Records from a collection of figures
╔══

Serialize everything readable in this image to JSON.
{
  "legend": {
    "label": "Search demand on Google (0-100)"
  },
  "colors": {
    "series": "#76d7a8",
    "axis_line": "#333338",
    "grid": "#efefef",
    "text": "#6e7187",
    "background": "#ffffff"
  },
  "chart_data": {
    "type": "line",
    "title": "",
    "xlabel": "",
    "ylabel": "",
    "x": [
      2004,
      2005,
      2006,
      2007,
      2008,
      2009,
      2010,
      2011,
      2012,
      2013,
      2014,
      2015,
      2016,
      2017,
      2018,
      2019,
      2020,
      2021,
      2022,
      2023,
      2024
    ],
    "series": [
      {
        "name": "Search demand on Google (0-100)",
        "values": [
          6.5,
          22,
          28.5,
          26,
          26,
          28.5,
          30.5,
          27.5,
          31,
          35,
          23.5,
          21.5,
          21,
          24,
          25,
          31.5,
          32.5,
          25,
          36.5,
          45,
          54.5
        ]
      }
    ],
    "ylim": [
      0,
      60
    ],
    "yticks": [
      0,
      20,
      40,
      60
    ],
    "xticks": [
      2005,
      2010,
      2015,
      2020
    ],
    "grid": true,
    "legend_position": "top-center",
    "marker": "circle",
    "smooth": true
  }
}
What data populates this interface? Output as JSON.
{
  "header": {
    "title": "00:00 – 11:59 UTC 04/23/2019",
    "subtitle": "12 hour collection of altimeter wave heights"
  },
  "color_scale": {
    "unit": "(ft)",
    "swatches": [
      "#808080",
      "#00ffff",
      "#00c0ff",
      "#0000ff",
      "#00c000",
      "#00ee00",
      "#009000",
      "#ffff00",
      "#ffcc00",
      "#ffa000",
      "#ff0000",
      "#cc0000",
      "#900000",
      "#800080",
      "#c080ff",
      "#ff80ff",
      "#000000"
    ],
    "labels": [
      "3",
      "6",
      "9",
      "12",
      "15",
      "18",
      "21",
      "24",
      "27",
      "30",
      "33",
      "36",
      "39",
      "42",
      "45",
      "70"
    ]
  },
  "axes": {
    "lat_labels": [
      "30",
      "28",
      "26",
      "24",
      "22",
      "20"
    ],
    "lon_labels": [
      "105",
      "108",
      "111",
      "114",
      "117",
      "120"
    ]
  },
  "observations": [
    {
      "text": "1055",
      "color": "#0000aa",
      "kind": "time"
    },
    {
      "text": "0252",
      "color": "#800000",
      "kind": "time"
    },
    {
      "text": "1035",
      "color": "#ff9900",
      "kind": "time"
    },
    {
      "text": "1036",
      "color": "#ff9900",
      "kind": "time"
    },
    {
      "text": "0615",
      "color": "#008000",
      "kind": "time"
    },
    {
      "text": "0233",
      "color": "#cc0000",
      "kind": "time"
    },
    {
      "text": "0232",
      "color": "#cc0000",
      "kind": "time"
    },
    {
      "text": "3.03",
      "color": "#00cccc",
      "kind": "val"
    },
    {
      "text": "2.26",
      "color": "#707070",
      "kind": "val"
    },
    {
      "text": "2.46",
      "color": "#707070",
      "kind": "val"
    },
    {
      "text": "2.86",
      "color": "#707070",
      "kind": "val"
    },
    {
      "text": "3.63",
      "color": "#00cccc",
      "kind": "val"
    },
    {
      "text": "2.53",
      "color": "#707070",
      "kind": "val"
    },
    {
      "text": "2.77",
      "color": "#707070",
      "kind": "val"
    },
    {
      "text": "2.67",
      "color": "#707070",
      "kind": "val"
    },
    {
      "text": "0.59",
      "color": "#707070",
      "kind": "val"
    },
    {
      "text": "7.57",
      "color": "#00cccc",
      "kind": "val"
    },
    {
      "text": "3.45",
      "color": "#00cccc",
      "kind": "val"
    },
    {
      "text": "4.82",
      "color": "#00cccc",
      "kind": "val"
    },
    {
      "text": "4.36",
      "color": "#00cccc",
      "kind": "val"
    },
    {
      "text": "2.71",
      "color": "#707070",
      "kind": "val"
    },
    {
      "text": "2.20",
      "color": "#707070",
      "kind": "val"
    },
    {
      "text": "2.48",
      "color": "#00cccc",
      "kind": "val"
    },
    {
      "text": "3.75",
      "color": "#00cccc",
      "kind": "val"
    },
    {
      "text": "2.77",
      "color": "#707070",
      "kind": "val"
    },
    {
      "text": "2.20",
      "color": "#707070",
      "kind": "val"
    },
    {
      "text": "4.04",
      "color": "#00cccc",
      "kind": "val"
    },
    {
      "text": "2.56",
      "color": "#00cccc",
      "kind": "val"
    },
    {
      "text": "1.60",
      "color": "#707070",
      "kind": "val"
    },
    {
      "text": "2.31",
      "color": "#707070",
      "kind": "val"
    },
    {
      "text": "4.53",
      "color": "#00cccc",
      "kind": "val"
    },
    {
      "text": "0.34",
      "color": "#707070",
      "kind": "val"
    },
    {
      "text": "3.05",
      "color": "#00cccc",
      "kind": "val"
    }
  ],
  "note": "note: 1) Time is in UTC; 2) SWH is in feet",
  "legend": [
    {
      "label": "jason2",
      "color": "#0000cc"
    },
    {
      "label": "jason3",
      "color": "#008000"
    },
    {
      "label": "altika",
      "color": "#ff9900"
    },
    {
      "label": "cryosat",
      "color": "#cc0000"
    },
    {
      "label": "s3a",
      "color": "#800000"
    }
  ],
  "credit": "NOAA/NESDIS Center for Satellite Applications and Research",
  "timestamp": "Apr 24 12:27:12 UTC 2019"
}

╚══

From the first line to the last, retype the data exactly.

Complete output:
Serialize everything readable in this image to JSON.
{
  "legend": {
    "label": "Search demand on Google (0-100)"
  },
  "colors": {
    "series": "#76d7a8",
    "axis_line": "#333338",
    "grid": "#efefef",
    "text": "#6e7187",
    "background": "#ffffff"
  },
  "chart_data": {
    "type": "line",
    "title": "",
    "xlabel": "",
    "ylabel": "",
    "x": [
      2004,
      2005,
      2006,
      2007,
      2008,
      2009,
      2010,
      2011,
      2012,
      2013,
      2014,
      2015,
      2016,
      2017,
      2018,
      2019,
      2020,
      2021,
      2022,
      2023,
      2024
    ],
    "series": [
      {
        "name": "Search demand on Google (0-100)",
        "values": [
          6.5,
          22,
          28.5,
          26,
          26,
          28.5,
          30.5,
          27.5,
          31,
          35,
          23.5,
          21.5,
          21,
          24,
          25,
          31.5,
          32.5,
          25,
          36.5,
          45,
          54.5
        ]
      }
    ],
    "ylim": [
      0,
      60
    ],
    "yticks": [
      0,
      20,
      40,
      60
    ],
    "xticks": [
      2005,
      2010,
      2015,
      2020
    ],
    "grid": true,
    "legend_position": "top-center",
    "marker": "circle",
    "smooth": true
  }
}
What data populates this interface? Output as JSON.
{
  "header": {
    "title": "00:00 – 11:59 UTC 04/23/2019",
    "subtitle": "12 hour collection of altimeter wave heights"
  },
  "color_scale": {
    "unit": "(ft)",
    "swatches": [
      "#808080",
      "#00ffff",
      "#00c0ff",
      "#0000ff",
      "#00c000",
      "#00ee00",
      "#009000",
      "#ffff00",
      "#ffcc00",
      "#ffa000",
      "#ff0000",
      "#cc0000",
      "#900000",
      "#800080",
      "#c080ff",
      "#ff80ff",
      "#000000"
    ],
    "labels": [
      "3",
      "6",
      "9",
      "12",
      "15",
      "18",
      "21",
      "24",
      "27",
      "30",
      "33",
      "36",
      "39",
      "42",
      "45",
      "70"
    ]
  },
  "axes": {
    "lat_labels": [
      "30",
      "28",
      "26",
      "24",
      "22",
      "20"
    ],
    "lon_labels": [
      "105",
      "108",
      "111",
      "114",
      "117",
      "120"
    ]
  },
  "observations": [
    {
      "text": "1055",
      "color": "#0000aa",
      "kind": "time"
    },
    {
      "text": "0252",
      "color": "#800000",
      "kind": "time"
    },
    {
      "text": "1035",
      "color": "#ff9900",
      "kind": "time"
    },
    {
      "text": "1036",
      "color": "#ff9900",
      "kind": "time"
    },
    {
      "text": "0615",
      "color": "#008000",
      "kind": "time"
    },
    {
      "text": "0233",
      "color": "#cc0000",
      "kind": "time"
    },
    {
      "text": "0232",
      "color": "#cc0000",
      "kind": "time"
    },
    {
      "text": "3.03",
      "color": "#00cccc",
      "kind": "val"
    },
    {
      "text": "2.26",
      "color": "#707070",
      "kind": "val"
    },
    {
      "text": "2.46",
      "color": "#707070",
      "kind": "val"
    },
    {
      "text": "2.86",
      "color": "#707070",
      "kind": "val"
    },
    {
      "text": "3.63",
      "color": "#00cccc",
      "kind": "val"
    },
    {
      "text": "2.53",
      "color": "#707070",
      "kind": "val"
    },
    {
      "text": "2.77",
      "color": "#707070",
      "kind": "val"
    },
    {
      "text": "2.67",
      "color": "#707070",
      "kind": "val"
    },
    {
      "text": "0.59",
      "color": "#707070",
      "kind": "val"
    },
    {
      "text": "7.57",
      "color": "#00cccc",
      "kind": "val"
    },
    {
      "text": "3.45",
      "color": "#00cccc",
      "kind": "val"
    },
    {
      "text": "4.82",
      "color": "#00cccc",
      "kind": "val"
    },
    {
      "text": "4.36",
      "color": "#00cccc",
      "kind": "val"
    },
    {
      "text": "2.71",
      "color": "#707070",
      "kind": "val"
    },
    {
      "text": "2.20",
      "color": "#707070",
      "kind": "val"
    },
    {
      "text": "2.48",
      "color": "#00cccc",
      "kind": "val"
    },
    {
      "text": "3.75",
      "color": "#00cccc",
      "kind": "val"
    },
    {
      "text": "2.77",
      "color": "#707070",
      "kind": "val"
    },
    {
      "text": "2.20",
      "color": "#707070",
      "kind": "val"
    },
    {
      "text": "4.04",
      "color": "#00cccc",
      "kind": "val"
    },
    {
      "text": "2.56",
      "color": "#00cccc",
      "kind": "val"
    },
    {
      "text": "1.60",
      "color": "#707070",
      "kind": "val"
    },
    {
      "text": "2.31",
      "color": "#707070",
      "kind": "val"
    },
    {
      "text": "4.53",
      "color": "#00cccc",
      "kind": "val"
    },
    {
      "text": "0.34",
      "color": "#707070",
      "kind": "val"
    },
    {
      "text": "3.05",
      "color": "#00cccc",
      "kind": "val"
    }
  ],
  "note": "note: 1) Time is in UTC; 2) SWH is in feet",
  "legend": [
    {
      "label": "jason2",
      "color": "#0000cc"
    },
    {
      "label": "jason3",
      "color": "#008000"
    },
    {
      "label": "altika",
      "color": "#ff9900"
    },
    {
      "label": "cryosat",
      "color": "#cc0000"
    },
    {
      "label": "s3a",
      "color": "#800000"
    }
  ],
  "credit": "NOAA/NESDIS Center for Satellite Applications and Research",
  "timestamp": "Apr 24 12:27:12 UTC 2019"
}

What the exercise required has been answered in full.